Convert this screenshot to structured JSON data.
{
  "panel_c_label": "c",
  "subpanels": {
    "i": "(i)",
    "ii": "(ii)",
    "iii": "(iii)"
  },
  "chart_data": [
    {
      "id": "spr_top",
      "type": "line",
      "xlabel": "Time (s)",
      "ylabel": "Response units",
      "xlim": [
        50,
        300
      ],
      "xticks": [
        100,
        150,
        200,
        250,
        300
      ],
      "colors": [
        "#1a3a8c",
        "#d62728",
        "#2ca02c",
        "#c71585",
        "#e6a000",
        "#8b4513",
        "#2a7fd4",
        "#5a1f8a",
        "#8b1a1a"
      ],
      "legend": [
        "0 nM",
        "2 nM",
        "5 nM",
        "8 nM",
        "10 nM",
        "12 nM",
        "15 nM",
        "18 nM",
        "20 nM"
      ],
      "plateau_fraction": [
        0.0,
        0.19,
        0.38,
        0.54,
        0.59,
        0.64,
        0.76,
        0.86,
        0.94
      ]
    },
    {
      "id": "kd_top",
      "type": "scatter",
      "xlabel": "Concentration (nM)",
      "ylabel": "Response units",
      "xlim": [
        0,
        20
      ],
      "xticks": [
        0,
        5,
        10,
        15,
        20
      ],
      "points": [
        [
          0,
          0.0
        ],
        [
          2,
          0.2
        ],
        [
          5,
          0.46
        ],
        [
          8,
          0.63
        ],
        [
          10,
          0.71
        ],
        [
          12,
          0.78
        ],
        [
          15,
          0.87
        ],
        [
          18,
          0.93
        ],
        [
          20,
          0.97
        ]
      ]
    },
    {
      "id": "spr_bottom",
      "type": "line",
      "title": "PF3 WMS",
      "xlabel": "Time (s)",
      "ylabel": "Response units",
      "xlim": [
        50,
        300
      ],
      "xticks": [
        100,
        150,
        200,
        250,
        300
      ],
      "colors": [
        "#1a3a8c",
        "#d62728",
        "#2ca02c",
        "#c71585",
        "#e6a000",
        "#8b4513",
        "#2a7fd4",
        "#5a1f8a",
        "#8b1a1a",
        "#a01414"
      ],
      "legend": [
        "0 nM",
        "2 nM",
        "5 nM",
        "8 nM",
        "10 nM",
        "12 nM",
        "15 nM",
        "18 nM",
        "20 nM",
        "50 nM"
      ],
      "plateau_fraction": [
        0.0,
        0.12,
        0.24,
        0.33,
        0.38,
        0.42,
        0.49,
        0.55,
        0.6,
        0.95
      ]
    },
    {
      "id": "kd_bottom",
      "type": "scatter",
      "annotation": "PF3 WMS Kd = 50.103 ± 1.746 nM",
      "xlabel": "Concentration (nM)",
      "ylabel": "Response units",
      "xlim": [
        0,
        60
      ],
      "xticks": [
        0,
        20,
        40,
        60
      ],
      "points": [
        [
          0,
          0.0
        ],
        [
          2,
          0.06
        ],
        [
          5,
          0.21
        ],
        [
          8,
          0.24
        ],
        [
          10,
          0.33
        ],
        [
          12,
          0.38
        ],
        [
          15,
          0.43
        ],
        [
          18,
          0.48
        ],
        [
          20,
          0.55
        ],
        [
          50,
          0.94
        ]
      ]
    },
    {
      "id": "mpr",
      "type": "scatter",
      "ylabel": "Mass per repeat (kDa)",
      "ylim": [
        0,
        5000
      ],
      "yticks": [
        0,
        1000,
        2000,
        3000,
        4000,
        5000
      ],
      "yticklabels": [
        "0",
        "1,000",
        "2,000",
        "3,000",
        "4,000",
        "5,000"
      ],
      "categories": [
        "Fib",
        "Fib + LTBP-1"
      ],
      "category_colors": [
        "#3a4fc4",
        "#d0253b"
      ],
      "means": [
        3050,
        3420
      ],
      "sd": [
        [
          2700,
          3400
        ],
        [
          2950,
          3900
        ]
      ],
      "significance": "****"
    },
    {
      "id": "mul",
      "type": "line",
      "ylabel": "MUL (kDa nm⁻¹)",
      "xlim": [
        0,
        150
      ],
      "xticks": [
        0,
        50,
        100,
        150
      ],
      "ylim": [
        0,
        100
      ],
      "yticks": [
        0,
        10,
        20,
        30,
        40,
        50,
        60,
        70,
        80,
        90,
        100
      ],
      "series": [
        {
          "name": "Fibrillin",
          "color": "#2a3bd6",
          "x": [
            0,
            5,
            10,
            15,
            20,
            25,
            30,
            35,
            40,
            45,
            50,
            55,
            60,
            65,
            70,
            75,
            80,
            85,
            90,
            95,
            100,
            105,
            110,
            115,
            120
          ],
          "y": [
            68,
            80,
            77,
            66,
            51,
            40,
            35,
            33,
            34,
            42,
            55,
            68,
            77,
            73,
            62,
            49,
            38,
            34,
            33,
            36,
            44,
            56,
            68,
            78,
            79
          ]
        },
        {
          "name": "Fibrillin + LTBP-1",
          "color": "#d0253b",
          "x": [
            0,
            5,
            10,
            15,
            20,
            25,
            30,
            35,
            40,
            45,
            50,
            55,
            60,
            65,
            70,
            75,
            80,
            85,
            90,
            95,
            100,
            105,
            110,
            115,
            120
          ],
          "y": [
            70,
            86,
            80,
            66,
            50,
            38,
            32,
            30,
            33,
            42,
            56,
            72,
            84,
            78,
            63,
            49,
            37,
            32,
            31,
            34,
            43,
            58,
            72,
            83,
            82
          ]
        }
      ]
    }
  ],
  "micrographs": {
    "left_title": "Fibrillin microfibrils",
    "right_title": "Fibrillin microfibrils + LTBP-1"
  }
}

# [Aim of the exercise]
Would you give the material above again, complete and exact?

# [Exercise response]
Convert this screenshot to structured JSON data.
{
  "panel_c_label": "c",
  "subpanels": {
    "i": "(i)",
    "ii": "(ii)",
    "iii": "(iii)"
  },
  "chart_data": [
    {
      "id": "spr_top",
      "type": "line",
      "xlabel": "Time (s)",
      "ylabel": "Response units",
      "xlim": [
        50,
        300
      ],
      "xticks": [
        100,
        150,
        200,
        250,
        300
      ],
      "colors": [
        "#1a3a8c",
        "#d62728",
        "#2ca02c",
        "#c71585",
        "#e6a000",
        "#8b4513",
        "#2a7fd4",
        "#5a1f8a",
        "#8b1a1a"
      ],
      "legend": [
        "0 nM",
        "2 nM",
        "5 nM",
        "8 nM",
        "10 nM",
        "12 nM",
        "15 nM",
        "18 nM",
        "20 nM"
      ],
      "plateau_fraction": [
        0.0,
        0.19,
        0.38,
        0.54,
        0.59,
        0.64,
        0.76,
        0.86,
        0.94
      ]
    },
    {
      "id": "kd_top",
      "type": "scatter",
      "xlabel": "Concentration (nM)",
      "ylabel": "Response units",
      "xlim": [
        0,
        20
      ],
      "xticks": [
        0,
        5,
        10,
        15,
        20
      ],
      "points": [
        [
          0,
          0.0
        ],
        [
          2,
          0.2
        ],
        [
          5,
          0.46
        ],
        [
          8,
          0.63
        ],
        [
          10,
          0.71
        ],
        [
          12,
          0.78
        ],
        [
          15,
          0.87
        ],
        [
          18,
          0.93
        ],
        [
          20,
          0.97
        ]
      ]
    },
    {
      "id": "spr_bottom",
      "type": "line",
      "title": "PF3 WMS",
      "xlabel": "Time (s)",
      "ylabel": "Response units",
      "xlim": [
        50,
        300
      ],
      "xticks": [
        100,
        150,
        200,
        250,
        300
      ],
      "colors": [
        "#1a3a8c",
        "#d62728",
        "#2ca02c",
        "#c71585",
        "#e6a000",
        "#8b4513",
        "#2a7fd4",
        "#5a1f8a",
        "#8b1a1a",
        "#a01414"
      ],
      "legend": [
        "0 nM",
        "2 nM",
        "5 nM",
        "8 nM",
        "10 nM",
        "12 nM",
        "15 nM",
        "18 nM",
        "20 nM",
        "50 nM"
      ],
      "plateau_fraction": [
        0.0,
        0.12,
        0.24,
        0.33,
        0.38,
        0.42,
        0.49,
        0.55,
        0.6,
        0.95
      ]
    },
    {
      "id": "kd_bottom",
      "type": "scatter",
      "annotation": "PF3 WMS Kd = 50.103 ± 1.746 nM",
      "xlabel": "Concentration (nM)",
      "ylabel": "Response units",
      "xlim": [
        0,
        60
      ],
      "xticks": [
        0,
        20,
        40,
        60
      ],
      "points": [
        [
          0,
          0.0
        ],
        [
          2,
          0.06
        ],
        [
          5,
          0.21
        ],
        [
          8,
          0.24
        ],
        [
          10,
          0.33
        ],
        [
          12,
          0.38
        ],
        [
          15,
          0.43
        ],
        [
          18,
          0.48
        ],
        [
          20,
          0.55
        ],
        [
          50,
          0.94
        ]
      ]
    },
    {
      "id": "mpr",
      "type": "scatter",
      "ylabel": "Mass per repeat (kDa)",
      "ylim": [
        0,
        5000
      ],
      "yticks": [
        0,
        1000,
        2000,
        3000,
        4000,
        5000
      ],
      "yticklabels": [
        "0",
        "1,000",
        "2,000",
        "3,000",
        "4,000",
        "5,000"
      ],
      "categories": [
        "Fib",
        "Fib + LTBP-1"
      ],
      "category_colors": [
        "#3a4fc4",
        "#d0253b"
      ],
      "means": [
        3050,
        3420
      ],
      "sd": [
        [
          2700,
          3400
        ],
        [
          2950,
          3900
        ]
      ],
      "significance": "****"
    },
    {
      "id": "mul",
      "type": "line",
      "ylabel": "MUL (kDa nm⁻¹)",
      "xlim": [
        0,
        150
      ],
      "xticks": [
        0,
        50,
        100,
        150
      ],
      "ylim": [
        0,
        100
      ],
      "yticks": [
        0,
        10,
        20,
        30,
        40,
        50,
        60,
        70,
        80,
        90,
        100
      ],
      "series": [
        {
          "name": "Fibrillin",
          "color": "#2a3bd6",
          "x": [
            0,
            5,
            10,
            15,
            20,
            25,
            30,
            35,
            40,
            45,
            50,
            55,
            60,
            65,
            70,
            75,
            80,
            85,
            90,
            95,
            100,
            105,
            110,
            115,
            120
          ],
          "y": [
            68,
            80,
            77,
            66,
            51,
            40,
            35,
            33,
            34,
            42,
            55,
            68,
            77,
            73,
            62,
            49,
            38,
            34,
            33,
            36,
            44,
            56,
            68,
            78,
            79
          ]
        },
        {
          "name": "Fibrillin + LTBP-1",
          "color": "#d0253b",
          "x": [
            0,
            5,
            10,
            15,
            20,
            25,
            30,
            35,
            40,
            45,
            50,
            55,
            60,
            65,
            70,
            75,
            80,
            85,
            90,
            95,
            100,
            105,
            110,
            115,
            120
          ],
          "y": [
            70,
            86,
            80,
            66,
            50,
            38,
            32,
            30,
            33,
            42,
            56,
            72,
            84,
            78,
            63,
            49,
            37,
            32,
            31,
            34,
            43,
            58,
            72,
            83,
            82
          ]
        }
      ]
    }
  ],
  "micrographs": {
    "left_title": "Fibrillin microfibrils",
    "right_title": "Fibrillin microfibrils + LTBP-1"
  }
}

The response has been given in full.